=== Problem ===
Gather each line in the entries that includes the string "impedance".

• • • •

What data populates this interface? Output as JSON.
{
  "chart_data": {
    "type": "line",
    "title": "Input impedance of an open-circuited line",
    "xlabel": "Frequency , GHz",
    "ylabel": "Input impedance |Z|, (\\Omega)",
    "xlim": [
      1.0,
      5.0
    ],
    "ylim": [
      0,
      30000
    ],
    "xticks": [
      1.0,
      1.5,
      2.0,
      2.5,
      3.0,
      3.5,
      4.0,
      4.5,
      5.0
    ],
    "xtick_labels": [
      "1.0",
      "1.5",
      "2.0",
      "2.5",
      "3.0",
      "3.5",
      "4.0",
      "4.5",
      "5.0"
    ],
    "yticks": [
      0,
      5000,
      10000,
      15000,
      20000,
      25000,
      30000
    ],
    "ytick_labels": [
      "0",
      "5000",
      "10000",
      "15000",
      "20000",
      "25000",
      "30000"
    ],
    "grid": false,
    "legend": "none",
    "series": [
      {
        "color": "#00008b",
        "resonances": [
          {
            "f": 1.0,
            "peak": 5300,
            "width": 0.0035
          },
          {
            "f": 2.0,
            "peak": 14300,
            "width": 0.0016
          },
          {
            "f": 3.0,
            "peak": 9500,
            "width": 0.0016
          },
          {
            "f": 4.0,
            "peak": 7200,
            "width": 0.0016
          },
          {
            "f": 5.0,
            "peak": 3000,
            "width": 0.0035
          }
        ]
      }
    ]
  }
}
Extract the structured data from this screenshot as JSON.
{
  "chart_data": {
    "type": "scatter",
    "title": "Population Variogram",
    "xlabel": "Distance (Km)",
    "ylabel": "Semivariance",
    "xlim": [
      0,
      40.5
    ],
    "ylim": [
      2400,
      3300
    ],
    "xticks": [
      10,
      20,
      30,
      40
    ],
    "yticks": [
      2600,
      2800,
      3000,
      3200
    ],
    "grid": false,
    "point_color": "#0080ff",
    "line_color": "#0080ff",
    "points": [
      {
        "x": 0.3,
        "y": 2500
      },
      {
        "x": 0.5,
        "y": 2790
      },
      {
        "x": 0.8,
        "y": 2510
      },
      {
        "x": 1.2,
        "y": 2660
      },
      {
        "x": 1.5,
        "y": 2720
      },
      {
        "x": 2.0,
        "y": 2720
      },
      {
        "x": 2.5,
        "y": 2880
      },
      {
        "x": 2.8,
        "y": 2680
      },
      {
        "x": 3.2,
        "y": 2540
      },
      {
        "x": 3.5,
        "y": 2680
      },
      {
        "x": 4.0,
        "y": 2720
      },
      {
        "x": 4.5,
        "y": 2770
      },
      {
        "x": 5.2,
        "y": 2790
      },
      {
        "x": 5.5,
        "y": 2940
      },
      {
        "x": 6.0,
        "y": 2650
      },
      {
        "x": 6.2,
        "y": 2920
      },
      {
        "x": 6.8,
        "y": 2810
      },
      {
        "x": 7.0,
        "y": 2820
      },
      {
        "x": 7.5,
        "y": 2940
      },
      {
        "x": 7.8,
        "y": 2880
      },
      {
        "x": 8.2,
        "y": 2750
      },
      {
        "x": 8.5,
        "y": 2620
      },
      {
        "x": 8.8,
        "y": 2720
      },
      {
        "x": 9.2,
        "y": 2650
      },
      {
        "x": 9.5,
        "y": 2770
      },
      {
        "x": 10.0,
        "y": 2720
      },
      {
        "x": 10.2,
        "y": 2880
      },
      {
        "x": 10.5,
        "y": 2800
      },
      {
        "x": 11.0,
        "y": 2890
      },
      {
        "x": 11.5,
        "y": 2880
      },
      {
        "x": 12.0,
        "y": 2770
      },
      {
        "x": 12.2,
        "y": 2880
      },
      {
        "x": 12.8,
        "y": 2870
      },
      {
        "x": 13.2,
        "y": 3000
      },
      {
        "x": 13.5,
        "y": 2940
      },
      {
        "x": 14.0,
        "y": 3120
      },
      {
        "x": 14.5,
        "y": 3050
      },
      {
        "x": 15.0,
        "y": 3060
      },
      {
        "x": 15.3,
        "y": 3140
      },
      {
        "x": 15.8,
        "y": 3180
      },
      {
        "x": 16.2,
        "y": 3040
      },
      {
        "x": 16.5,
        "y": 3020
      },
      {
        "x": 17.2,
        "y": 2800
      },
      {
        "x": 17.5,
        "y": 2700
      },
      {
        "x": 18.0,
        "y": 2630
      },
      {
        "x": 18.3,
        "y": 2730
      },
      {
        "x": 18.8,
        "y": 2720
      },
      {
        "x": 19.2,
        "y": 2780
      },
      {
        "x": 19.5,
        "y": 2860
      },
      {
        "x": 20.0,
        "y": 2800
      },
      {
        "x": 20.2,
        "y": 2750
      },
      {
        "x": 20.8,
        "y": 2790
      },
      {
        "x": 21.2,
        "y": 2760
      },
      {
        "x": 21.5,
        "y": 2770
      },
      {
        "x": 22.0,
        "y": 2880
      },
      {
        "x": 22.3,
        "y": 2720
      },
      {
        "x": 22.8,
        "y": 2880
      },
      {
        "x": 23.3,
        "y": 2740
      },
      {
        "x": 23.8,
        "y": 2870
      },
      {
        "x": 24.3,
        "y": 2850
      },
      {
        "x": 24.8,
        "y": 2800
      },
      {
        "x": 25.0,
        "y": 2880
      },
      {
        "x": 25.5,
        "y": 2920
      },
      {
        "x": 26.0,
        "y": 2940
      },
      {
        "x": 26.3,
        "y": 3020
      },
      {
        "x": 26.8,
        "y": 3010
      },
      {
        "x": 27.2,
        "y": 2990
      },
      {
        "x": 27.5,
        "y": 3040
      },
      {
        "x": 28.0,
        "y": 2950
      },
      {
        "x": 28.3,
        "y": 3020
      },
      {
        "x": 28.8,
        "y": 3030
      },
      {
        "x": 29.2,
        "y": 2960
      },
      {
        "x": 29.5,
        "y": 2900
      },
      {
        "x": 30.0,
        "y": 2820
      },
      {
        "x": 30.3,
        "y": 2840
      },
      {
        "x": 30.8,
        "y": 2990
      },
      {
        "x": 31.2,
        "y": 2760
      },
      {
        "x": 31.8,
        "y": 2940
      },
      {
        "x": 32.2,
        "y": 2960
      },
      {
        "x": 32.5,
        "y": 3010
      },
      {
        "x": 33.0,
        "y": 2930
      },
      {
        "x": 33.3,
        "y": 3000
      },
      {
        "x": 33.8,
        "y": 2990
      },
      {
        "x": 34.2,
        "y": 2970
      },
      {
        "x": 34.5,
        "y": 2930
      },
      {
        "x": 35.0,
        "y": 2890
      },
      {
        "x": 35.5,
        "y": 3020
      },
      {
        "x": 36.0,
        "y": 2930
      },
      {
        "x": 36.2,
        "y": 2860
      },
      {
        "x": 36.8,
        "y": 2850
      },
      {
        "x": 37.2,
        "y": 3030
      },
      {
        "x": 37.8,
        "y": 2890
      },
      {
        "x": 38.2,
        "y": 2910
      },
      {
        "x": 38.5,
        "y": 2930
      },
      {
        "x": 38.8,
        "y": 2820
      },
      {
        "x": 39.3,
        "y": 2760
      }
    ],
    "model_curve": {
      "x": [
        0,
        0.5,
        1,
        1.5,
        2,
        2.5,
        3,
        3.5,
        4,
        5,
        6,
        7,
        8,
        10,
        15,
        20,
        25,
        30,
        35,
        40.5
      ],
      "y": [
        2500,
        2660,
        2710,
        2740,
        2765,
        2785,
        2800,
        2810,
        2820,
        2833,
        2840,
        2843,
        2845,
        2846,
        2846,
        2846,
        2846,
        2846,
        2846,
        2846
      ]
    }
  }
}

• • • •

=== Exercise result ===
    "title": "Input impedance of an open-circuited line",
    "ylabel": "Input impedance |Z|, (\\Omega)",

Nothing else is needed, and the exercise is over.